* **Source passage**
- - - - - - -
Stezzano / 05.03.2018

Brembo 2017 Annual Report


Compared to 2016 results:

  • Revenues grew by 8.1% to €2,463.6 million (+9.0% on a like-for-like exchange rate basis)
  • Good growth of margins: EBITDA +8.2% to €480.0 million; EBIT +5.7% to €346.3 million
  • Net profit grew by 9.5% to €263.4 million
  • Net investments amounted to €356.2 million
  • Net financial debt at €218.6 million
  • Proposal to distribute an ordinary dividend of €0.22 per share

Chairman Alberto Bombassei stated: “In 2017, Brembo clearly demonstrated its ability to swiftly exploit the new strategic investments in countries identified as priorities in pursuit of continuing growth and development of products in collaboration with our customers. At the same time, constant innovation of existing plants and processes continued and our product portfolio expanded further, driven by our constant focus on cutting-edge research and its actual application to materials and braking systems capable of meeting — and often anticipating — the needs of an automotive market in the midst of a rapid transformation. I also believe that it is now finally possible — on the strength of the long series of positive signs that continued during the reporting year — to consider the resumption of growth in the South American markets on which Brembo operates to have gained greater stability.”
- - - - - - -
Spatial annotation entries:
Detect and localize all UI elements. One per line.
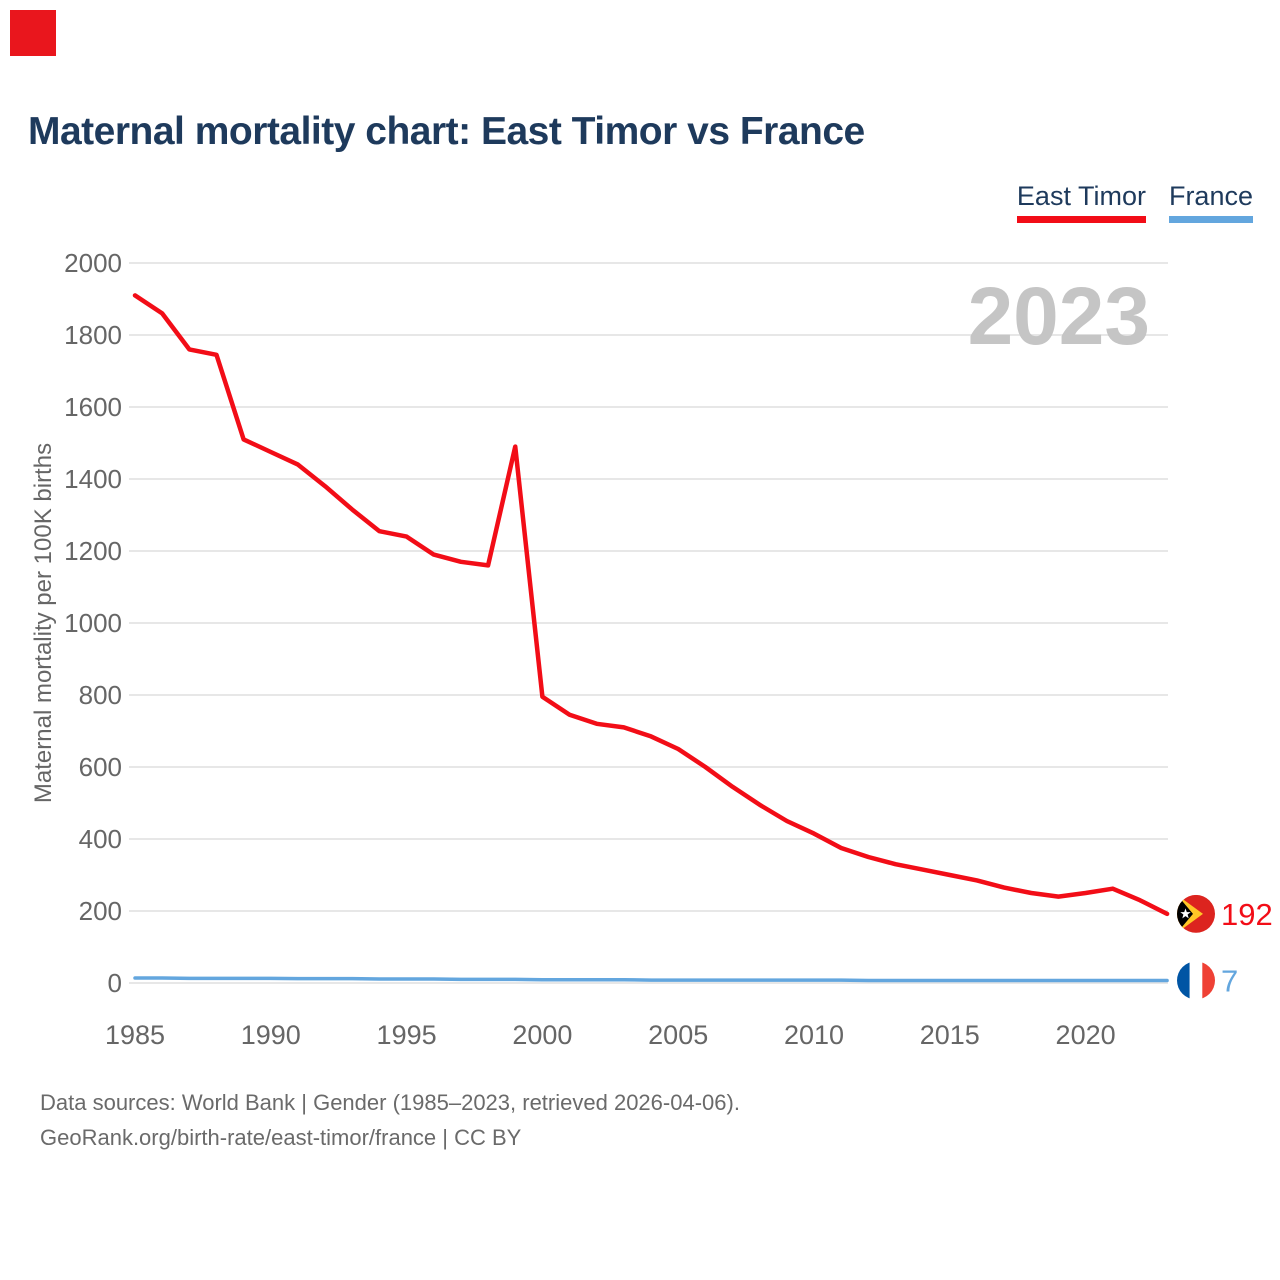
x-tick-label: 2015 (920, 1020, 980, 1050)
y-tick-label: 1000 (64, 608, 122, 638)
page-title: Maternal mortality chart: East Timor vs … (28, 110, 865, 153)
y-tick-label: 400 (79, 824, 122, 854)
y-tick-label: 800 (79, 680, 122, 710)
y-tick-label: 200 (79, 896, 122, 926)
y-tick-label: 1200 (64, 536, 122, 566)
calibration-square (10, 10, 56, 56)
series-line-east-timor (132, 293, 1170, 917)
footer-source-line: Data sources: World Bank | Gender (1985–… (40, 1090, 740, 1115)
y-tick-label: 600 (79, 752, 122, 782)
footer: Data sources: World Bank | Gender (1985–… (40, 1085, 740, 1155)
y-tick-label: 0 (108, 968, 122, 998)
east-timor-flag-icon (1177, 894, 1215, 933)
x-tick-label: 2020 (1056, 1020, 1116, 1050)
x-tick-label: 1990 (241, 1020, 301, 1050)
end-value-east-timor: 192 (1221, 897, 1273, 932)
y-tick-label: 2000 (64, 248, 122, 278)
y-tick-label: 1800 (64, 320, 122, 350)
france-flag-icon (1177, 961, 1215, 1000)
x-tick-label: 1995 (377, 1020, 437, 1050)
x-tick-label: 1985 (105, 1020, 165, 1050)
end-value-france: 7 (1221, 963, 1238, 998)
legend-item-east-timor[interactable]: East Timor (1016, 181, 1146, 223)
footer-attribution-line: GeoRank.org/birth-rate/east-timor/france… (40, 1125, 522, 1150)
- - - - - - -
* **Aim**
Extend the Brembo 2017 results summary beyond its last sentence. These records come from a source other than the Brembo 2017 results summary.

* **Task output**
Executive Deputy Chairman Matteo Tiraboschi stated: “I feel it is especially important to draw attention to Brembo’s very positive performances, also in light of its considerable investments, which in 2017 reached an all-time record level. The Group will see a new cycle of investments brought to conclusion in 2018, and in particular the completion of the plants announced in Mexico, Poland and China, which will gradually become operational over the course of the year. This is yet further proof of the solidity of our core business. We are also satisfied with the further reduction of our net financial position compared to the figure at 30 September 2017, despite significant investments. This is proof of the Group’s ability to self-finance.”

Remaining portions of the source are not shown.